--- START OF MATERIALS PROVIDED ---
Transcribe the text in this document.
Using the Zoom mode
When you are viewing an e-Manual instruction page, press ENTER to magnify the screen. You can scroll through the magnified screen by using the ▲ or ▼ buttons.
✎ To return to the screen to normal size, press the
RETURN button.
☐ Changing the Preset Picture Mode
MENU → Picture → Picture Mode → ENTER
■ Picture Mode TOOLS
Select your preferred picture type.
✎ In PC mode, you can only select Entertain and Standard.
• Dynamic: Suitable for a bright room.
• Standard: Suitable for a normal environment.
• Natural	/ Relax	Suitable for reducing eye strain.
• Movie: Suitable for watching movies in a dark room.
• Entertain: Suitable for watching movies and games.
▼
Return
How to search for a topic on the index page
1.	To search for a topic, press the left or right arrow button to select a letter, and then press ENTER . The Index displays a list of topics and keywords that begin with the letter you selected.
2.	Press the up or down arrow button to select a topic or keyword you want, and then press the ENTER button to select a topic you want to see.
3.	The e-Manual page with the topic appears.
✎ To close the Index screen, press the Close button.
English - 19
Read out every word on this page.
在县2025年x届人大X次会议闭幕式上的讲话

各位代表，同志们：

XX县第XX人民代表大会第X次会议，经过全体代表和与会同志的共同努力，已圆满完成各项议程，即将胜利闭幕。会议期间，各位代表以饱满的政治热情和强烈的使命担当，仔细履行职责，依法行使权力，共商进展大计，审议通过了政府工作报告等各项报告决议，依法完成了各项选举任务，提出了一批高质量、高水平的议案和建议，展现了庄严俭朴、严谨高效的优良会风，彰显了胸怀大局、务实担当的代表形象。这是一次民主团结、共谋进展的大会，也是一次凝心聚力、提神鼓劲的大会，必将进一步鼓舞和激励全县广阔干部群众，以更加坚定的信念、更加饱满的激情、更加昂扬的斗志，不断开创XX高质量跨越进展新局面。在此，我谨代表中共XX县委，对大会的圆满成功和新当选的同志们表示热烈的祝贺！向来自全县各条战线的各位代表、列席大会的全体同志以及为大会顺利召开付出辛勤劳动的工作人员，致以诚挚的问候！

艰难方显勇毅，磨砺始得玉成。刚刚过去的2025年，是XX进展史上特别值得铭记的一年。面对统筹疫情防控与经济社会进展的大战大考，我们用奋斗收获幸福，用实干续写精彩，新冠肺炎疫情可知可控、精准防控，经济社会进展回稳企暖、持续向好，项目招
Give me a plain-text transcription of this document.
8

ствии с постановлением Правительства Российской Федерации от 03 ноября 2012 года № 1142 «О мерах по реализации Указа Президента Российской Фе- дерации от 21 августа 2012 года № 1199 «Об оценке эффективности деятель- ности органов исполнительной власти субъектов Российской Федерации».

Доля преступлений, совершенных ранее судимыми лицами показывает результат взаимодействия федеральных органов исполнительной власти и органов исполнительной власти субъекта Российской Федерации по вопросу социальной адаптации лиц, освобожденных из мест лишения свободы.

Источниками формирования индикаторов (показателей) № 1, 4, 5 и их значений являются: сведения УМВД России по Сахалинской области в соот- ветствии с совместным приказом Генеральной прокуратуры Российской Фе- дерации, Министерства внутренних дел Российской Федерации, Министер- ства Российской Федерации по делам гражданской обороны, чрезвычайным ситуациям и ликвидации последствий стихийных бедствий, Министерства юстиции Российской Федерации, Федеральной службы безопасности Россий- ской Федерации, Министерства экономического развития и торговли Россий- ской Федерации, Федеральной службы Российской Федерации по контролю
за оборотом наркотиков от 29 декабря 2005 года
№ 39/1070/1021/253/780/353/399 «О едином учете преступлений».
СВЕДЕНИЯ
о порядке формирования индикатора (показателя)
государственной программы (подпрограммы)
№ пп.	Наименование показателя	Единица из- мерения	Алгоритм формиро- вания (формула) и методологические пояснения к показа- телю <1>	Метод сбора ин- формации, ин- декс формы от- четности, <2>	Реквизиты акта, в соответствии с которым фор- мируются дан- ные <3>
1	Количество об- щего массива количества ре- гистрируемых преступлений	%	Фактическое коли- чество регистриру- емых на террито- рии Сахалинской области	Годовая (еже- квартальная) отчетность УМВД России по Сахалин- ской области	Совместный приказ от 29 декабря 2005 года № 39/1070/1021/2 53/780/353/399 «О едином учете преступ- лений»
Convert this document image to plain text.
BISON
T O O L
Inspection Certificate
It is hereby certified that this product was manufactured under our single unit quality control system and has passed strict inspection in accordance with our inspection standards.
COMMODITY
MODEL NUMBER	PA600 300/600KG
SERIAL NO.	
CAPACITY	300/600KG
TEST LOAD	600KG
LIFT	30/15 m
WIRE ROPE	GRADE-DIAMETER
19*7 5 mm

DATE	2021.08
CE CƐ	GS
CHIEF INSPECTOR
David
--- END OF MATERIALS PROVIDED ---
# OBJECTIVE
Write out every line of the listing that holds the word "then".

# CORRECT OUTPUT
1.	To search for a topic, press the left or right arrow button to select a letter, and then press ENTER . The Index displays a list of topics and keywords that begin with the letter you selected.
2.	Press the up or down arrow button to select a topic or keyword you want, and then press the ENTER button to select a topic you want to see.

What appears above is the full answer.